# What is expected:
Report the number of lines that include "Справки", with no additional text.

# Data provided:
——

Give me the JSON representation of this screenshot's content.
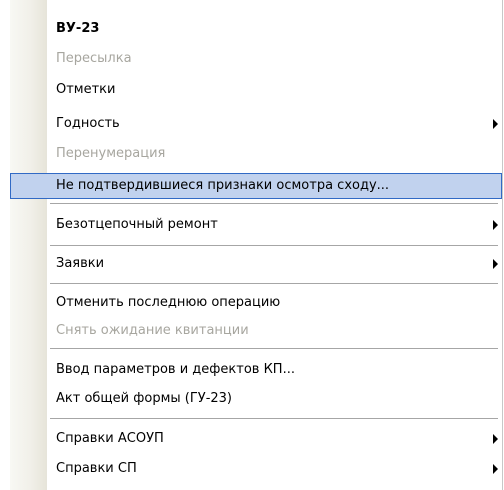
{
  "menu": {
    "items": [
      {
        "label": "ВУ-23"
      },
      {
        "label": "Пересылка"
      },
      {
        "label": "Отметки"
      },
      {
        "label": "Годность"
      },
      {
        "label": "Перенумерация"
      },
      {
        "label": "Не подтвердившиеся признаки осмотра сходу..."
      },
      {
        "label": "Безотцепочный ремонт"
      },
      {
        "label": "Заявки"
      },
      {
        "label": "Отменить последнюю операцию"
      },
      {
        "label": "Снять ожидание квитанции"
      },
      {
        "label": "Ввод параметров и дефектов КП..."
      },
      {
        "label": "Акт общей формы (ГУ-23)"
      },
      {
        "label": "Справки АСОУП"
      },
      {
        "label": "Справки СП"
      }
    ]
  }
}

——

# Right answer:
2